-- START --
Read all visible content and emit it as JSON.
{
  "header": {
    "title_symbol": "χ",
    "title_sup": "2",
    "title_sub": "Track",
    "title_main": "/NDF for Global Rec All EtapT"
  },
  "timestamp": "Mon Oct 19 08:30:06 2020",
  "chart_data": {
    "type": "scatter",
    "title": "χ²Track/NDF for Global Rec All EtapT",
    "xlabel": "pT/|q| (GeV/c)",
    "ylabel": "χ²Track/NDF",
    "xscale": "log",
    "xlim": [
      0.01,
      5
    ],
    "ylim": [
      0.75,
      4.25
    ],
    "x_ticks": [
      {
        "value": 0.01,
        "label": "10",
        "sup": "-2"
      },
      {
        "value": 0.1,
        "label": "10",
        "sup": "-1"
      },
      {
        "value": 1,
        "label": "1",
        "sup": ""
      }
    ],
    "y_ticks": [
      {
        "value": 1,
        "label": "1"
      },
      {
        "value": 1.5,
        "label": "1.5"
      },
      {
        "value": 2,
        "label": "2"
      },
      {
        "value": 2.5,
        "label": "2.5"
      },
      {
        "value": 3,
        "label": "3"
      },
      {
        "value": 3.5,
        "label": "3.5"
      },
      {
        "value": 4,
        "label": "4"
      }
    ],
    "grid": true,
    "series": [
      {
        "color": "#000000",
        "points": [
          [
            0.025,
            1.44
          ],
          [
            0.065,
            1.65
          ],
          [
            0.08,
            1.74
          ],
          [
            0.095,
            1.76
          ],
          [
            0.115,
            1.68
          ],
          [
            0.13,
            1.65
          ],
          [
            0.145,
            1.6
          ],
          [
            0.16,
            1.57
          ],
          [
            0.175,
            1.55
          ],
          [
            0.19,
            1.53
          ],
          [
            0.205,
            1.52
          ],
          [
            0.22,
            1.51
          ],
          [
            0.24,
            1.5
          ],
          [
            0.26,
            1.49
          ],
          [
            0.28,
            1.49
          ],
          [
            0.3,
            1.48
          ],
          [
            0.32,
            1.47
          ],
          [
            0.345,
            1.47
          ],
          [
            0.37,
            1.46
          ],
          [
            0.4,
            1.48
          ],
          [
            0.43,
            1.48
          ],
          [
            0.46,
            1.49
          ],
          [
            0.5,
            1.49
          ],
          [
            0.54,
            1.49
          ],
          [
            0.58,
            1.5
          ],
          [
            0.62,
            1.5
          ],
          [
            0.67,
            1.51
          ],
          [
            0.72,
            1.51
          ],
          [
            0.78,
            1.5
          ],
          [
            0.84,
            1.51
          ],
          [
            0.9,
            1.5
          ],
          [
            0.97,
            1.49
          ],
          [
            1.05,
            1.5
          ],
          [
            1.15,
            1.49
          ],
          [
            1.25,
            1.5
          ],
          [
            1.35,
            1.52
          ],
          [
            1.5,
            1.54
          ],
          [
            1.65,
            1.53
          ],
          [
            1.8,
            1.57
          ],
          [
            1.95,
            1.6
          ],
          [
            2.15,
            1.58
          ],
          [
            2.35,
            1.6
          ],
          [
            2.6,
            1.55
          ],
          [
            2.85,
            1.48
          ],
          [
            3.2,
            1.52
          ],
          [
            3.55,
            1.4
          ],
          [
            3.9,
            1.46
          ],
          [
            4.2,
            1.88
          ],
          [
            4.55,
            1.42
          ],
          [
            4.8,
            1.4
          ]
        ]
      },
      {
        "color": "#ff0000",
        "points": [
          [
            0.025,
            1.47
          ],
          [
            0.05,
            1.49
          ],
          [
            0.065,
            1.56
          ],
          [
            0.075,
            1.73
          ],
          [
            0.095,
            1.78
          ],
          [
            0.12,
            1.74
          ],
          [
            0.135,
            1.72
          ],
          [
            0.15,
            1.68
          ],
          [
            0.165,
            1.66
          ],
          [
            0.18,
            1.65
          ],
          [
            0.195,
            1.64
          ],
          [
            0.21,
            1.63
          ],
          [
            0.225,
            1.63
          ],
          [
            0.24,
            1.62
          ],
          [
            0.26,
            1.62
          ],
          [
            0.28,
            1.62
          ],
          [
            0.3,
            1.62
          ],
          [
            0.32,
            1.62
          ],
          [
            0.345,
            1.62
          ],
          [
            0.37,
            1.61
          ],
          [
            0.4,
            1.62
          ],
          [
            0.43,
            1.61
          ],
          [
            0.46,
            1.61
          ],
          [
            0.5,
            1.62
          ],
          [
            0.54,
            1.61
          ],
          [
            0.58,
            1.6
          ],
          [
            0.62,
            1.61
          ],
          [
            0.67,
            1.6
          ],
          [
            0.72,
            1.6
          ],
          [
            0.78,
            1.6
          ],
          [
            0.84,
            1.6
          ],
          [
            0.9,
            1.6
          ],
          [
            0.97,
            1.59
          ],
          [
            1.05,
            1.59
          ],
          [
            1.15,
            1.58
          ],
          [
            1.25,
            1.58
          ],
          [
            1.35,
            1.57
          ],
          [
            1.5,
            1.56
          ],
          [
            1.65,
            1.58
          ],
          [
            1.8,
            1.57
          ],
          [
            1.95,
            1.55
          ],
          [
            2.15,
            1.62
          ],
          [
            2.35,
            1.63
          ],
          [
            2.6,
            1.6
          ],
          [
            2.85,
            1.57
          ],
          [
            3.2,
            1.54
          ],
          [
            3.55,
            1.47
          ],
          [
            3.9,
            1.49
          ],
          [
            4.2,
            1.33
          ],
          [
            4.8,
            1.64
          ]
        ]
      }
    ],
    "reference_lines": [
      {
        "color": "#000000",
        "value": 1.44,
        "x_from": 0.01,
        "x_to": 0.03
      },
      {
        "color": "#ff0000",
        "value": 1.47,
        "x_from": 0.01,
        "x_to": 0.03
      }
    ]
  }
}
-- END --
Direction ▸ Show the lines where the word "χ²Track" appears in the entries.

Task solution ▸
    "title": "χ²Track/NDF for Global Rec All EtapT",
    "ylabel": "χ²Track/NDF",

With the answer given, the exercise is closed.